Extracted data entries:
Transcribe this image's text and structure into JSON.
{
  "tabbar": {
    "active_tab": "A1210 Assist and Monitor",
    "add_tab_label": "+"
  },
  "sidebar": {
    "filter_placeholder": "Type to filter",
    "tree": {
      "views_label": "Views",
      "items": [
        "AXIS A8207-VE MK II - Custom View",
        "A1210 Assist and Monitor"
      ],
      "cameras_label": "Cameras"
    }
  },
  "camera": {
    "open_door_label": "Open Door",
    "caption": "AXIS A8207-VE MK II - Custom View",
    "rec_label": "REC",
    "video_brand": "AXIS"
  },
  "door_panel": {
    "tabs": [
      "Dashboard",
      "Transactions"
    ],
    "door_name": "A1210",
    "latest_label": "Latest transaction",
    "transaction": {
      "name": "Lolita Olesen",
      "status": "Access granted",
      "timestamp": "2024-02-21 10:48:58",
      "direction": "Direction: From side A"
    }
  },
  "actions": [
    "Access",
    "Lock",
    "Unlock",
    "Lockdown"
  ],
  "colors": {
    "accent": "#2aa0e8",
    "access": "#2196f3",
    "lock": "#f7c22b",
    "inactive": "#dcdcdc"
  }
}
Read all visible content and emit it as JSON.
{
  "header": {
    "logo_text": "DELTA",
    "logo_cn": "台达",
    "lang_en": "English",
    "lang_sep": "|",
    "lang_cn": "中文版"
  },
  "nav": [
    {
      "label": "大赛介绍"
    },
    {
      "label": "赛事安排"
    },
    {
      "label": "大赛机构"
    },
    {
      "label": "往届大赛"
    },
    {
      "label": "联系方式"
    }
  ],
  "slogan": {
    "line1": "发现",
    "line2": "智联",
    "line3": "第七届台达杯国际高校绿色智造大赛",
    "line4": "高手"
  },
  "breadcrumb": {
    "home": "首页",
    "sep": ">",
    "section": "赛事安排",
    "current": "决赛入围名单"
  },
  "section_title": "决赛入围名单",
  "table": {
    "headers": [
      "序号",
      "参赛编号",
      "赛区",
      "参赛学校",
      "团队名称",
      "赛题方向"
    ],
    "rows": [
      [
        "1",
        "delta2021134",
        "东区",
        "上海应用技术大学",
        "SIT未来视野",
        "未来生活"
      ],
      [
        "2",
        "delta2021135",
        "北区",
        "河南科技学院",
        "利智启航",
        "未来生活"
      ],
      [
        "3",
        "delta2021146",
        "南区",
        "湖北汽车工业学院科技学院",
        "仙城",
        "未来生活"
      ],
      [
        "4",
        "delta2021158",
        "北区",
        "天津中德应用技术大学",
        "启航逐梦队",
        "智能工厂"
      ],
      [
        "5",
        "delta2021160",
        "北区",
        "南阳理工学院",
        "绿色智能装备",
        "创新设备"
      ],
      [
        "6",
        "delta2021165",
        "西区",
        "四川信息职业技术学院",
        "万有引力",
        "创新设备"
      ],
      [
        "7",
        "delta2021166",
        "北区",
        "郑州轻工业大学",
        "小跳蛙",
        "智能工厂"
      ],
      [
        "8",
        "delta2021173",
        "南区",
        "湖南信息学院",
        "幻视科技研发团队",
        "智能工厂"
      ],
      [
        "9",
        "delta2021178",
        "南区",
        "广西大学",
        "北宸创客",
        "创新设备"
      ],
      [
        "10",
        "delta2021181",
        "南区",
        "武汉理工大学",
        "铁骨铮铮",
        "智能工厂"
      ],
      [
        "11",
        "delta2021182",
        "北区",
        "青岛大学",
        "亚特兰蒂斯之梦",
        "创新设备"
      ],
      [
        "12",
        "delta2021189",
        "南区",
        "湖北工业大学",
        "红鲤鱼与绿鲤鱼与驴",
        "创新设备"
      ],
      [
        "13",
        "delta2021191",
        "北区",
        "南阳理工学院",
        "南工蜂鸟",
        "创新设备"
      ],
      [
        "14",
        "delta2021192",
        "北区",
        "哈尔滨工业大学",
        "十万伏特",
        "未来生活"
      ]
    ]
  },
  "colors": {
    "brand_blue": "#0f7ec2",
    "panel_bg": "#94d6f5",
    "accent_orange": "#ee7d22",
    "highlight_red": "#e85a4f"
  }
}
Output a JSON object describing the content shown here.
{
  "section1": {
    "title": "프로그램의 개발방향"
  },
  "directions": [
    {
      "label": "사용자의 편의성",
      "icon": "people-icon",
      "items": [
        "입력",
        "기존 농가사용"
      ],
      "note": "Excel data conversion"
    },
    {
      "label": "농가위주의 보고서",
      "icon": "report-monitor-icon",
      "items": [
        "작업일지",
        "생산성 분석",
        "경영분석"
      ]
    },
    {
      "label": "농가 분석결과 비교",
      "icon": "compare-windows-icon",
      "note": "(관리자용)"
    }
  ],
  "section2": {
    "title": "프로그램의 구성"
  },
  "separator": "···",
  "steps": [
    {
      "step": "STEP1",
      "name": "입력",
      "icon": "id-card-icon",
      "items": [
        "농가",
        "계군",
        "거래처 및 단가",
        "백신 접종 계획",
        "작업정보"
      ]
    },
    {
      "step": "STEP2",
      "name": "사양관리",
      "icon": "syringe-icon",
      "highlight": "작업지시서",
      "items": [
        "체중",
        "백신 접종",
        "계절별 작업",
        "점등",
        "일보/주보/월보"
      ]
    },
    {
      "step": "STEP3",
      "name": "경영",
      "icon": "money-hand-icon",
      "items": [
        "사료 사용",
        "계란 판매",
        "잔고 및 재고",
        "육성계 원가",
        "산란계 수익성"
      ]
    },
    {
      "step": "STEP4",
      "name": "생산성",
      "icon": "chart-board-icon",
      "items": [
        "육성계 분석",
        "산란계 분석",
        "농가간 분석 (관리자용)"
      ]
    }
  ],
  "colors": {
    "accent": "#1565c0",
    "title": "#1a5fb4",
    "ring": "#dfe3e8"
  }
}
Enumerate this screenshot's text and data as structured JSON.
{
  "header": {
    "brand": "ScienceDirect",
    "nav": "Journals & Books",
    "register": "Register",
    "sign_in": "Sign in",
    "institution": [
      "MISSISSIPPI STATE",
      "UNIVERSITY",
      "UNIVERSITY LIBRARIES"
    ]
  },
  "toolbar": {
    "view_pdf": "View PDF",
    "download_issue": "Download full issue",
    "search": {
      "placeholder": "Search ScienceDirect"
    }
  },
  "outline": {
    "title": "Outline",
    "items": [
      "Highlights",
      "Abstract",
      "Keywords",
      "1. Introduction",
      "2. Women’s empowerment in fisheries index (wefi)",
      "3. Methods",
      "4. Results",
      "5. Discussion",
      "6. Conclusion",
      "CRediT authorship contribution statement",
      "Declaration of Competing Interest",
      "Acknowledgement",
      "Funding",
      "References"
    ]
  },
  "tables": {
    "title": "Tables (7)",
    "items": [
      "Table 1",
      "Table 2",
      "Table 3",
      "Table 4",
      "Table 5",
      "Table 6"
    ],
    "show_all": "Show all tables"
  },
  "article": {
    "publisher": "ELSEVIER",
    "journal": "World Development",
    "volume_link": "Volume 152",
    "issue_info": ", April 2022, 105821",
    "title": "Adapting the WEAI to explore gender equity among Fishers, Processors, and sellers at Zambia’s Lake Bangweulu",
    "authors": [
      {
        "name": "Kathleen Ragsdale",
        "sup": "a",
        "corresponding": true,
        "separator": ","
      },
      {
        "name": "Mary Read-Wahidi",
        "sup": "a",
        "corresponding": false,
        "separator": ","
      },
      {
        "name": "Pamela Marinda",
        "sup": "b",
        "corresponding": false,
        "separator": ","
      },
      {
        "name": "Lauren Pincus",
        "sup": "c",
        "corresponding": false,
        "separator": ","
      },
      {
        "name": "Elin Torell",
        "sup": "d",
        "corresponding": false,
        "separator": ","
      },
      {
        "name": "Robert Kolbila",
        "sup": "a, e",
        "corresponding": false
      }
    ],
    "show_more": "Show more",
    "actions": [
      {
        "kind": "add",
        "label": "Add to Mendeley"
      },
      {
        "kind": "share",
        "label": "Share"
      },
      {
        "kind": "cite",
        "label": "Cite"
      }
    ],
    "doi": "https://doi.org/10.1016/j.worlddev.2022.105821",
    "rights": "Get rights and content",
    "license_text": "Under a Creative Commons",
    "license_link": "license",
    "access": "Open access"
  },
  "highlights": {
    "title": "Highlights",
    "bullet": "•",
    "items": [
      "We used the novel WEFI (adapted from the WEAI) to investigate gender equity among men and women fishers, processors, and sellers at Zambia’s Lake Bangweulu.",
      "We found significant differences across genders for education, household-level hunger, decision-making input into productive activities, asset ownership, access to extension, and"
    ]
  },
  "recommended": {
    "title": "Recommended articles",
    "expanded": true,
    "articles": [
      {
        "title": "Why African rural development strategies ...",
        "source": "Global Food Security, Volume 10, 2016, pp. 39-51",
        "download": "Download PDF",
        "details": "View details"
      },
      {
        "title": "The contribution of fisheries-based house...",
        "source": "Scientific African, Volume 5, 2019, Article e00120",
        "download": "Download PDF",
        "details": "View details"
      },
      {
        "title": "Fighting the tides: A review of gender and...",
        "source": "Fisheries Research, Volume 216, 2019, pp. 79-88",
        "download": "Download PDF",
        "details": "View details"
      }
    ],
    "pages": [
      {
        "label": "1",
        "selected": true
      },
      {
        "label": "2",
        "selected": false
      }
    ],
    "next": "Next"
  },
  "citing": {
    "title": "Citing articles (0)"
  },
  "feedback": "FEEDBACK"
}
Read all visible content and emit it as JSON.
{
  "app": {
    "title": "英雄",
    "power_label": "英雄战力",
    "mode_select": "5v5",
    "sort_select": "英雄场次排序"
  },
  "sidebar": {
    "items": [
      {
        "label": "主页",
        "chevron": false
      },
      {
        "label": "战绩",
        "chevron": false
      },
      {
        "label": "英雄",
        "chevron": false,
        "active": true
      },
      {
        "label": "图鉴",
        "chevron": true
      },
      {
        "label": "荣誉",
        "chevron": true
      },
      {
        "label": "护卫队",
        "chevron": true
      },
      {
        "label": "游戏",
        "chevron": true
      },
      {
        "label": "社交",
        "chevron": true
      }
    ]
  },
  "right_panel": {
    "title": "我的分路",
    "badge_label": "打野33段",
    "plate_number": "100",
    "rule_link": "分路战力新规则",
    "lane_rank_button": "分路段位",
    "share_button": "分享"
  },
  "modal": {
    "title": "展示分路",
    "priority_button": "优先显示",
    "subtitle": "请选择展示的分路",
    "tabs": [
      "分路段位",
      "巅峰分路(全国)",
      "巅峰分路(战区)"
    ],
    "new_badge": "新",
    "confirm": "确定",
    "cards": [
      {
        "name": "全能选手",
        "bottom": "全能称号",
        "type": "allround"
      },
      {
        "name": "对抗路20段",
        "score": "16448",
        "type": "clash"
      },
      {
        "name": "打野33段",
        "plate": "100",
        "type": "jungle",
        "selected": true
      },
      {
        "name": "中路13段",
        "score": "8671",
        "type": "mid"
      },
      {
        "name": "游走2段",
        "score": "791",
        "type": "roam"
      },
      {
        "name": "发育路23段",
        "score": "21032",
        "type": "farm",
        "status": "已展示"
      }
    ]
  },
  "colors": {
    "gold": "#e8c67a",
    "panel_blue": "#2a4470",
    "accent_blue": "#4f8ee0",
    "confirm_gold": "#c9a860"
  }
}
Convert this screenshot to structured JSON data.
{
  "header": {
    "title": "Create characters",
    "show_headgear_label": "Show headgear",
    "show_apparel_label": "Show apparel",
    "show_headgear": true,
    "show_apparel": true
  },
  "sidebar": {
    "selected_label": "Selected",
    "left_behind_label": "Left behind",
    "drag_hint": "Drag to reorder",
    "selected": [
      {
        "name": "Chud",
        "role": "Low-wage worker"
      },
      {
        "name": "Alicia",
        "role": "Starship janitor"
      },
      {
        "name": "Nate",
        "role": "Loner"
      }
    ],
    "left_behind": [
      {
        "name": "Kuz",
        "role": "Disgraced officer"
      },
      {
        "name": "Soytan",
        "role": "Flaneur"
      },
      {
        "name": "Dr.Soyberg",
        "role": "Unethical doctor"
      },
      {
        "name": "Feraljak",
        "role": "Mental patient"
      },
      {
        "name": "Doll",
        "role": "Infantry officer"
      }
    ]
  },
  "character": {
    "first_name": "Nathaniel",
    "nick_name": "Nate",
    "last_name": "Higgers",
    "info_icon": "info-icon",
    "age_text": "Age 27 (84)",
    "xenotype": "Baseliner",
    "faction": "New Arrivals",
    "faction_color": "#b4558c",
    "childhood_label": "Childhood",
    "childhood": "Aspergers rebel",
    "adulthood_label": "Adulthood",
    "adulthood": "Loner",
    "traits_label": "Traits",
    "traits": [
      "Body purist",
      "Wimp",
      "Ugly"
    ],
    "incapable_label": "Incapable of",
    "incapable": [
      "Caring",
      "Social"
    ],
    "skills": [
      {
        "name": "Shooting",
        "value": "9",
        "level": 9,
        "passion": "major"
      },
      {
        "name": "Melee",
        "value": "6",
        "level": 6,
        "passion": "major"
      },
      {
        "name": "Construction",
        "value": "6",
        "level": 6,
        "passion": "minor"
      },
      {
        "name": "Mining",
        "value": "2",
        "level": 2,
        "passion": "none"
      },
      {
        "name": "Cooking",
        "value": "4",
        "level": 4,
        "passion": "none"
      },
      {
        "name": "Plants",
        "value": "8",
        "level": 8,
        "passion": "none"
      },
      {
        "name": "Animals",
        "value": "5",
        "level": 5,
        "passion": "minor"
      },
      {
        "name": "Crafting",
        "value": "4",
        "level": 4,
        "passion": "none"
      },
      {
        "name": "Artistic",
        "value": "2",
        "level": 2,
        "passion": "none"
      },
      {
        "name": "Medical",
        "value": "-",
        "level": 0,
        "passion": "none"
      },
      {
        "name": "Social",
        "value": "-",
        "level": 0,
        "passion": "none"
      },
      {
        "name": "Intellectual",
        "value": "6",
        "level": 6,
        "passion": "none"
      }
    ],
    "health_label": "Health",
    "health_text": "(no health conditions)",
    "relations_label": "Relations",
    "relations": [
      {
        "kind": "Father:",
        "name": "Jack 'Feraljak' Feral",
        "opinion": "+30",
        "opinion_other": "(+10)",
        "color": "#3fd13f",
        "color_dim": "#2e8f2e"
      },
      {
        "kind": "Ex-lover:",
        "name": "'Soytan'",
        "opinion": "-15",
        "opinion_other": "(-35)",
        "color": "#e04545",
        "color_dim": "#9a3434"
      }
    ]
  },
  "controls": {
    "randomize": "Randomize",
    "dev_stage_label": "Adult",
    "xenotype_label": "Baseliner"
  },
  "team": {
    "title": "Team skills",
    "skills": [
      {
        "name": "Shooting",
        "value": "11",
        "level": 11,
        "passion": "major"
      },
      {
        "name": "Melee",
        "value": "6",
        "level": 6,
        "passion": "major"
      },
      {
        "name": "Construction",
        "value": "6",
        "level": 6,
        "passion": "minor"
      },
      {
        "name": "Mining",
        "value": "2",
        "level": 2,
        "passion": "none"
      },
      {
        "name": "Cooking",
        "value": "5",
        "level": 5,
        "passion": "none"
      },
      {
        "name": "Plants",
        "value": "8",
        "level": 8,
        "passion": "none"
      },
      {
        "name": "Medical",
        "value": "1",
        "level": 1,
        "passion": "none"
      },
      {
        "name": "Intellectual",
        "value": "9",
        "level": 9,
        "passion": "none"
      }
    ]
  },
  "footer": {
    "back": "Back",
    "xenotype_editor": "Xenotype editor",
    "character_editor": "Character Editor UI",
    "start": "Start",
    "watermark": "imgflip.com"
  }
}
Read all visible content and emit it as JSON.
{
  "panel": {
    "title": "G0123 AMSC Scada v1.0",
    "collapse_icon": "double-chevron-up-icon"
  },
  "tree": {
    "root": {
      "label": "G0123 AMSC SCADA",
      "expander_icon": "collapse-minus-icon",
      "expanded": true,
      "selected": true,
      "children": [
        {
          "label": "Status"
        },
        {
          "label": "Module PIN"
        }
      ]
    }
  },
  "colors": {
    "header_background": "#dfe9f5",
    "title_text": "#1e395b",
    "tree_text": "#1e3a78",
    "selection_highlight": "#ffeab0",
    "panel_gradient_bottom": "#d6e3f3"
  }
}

**INSTRUCTIONS TO FOLLOW**
Within the records, how many lines include "Volume"? The answer is the number and nothing else.

**RESPONSE**
4